Dataset entries:
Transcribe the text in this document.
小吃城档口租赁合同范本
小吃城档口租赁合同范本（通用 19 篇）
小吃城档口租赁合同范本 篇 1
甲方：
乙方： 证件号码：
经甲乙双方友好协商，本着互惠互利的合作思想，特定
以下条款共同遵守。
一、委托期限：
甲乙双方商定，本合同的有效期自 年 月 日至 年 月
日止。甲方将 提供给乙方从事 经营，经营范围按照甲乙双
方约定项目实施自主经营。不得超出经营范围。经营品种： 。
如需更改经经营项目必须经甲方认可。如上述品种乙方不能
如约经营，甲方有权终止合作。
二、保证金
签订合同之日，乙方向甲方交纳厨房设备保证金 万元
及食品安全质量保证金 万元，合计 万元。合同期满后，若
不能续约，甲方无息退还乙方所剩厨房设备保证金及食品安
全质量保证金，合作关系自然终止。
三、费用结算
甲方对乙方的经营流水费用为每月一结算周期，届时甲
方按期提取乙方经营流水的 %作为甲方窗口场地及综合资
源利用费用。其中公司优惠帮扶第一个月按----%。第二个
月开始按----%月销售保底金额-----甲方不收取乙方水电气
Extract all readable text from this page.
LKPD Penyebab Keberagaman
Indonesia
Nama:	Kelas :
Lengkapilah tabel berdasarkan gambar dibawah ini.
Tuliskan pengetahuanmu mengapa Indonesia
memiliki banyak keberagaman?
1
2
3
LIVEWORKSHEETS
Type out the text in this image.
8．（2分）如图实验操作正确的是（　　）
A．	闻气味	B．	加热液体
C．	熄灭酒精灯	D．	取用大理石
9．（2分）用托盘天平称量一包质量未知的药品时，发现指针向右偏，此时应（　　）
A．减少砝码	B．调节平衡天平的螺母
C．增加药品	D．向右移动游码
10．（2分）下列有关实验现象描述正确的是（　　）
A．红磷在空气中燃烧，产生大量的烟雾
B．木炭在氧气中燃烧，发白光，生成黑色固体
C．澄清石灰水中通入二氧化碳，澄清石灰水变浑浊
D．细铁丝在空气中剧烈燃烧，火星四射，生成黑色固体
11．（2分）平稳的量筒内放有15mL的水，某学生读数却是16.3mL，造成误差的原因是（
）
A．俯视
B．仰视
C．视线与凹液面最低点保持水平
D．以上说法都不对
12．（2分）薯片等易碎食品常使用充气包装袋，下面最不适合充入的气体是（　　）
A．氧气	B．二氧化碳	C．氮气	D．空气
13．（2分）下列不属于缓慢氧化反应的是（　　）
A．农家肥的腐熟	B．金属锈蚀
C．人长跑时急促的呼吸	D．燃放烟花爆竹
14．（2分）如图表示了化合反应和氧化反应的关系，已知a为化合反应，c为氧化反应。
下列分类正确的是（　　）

Given exercise:
Return each line in the records that holds the string "生成黑色固体".

Full response:
B．木炭在氧气中燃烧，发白光，生成黑色固体
D．细铁丝在空气中剧烈燃烧，火星四射，生成黑色固体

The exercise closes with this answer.